(Rows from a dataset)

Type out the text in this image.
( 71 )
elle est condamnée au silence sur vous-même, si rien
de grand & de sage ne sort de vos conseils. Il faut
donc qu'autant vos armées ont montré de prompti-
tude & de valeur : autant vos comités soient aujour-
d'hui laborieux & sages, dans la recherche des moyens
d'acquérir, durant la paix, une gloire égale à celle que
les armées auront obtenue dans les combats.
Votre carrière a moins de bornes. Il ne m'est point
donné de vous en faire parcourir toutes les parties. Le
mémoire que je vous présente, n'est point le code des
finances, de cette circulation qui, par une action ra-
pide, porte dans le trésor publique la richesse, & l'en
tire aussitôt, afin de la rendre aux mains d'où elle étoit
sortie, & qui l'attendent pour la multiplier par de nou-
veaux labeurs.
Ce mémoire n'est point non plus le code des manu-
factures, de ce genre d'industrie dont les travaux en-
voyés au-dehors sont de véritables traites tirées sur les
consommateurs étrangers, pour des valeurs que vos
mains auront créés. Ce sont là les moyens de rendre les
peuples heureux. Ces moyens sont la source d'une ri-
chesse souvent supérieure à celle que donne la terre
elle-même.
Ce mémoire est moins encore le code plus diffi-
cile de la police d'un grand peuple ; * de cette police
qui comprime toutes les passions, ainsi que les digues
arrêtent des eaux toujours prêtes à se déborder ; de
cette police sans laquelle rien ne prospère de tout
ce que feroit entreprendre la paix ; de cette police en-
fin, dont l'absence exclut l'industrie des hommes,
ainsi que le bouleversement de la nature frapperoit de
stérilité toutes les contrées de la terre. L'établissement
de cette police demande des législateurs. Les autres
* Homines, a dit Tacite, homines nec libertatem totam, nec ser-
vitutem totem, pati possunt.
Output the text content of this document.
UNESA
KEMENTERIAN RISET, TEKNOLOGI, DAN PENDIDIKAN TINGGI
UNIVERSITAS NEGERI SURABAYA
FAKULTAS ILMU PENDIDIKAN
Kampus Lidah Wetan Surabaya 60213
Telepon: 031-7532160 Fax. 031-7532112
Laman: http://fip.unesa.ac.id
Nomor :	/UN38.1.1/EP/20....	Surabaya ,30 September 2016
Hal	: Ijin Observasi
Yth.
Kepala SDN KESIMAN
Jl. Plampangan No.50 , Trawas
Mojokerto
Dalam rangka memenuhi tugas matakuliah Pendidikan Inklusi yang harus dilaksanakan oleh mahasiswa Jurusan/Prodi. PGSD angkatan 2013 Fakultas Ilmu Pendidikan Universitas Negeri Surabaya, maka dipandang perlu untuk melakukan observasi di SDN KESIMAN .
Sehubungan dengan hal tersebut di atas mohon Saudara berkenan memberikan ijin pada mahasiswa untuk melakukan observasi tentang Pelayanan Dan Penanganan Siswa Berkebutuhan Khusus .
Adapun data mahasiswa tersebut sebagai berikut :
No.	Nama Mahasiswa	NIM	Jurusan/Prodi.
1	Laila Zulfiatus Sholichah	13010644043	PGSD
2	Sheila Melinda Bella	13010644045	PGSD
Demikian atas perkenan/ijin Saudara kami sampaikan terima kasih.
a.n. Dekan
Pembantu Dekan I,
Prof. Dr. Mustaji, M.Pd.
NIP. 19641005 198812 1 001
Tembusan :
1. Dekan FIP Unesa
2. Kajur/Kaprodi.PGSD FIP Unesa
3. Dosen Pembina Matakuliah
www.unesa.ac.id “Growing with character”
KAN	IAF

# [Exercise directions]
List each line of the entries that holds the string "industrie".

# [Answer for the task]
factures, de ce genre d'industrie dont les travaux en-
fin, dont l'absence exclut l'industrie des hommes,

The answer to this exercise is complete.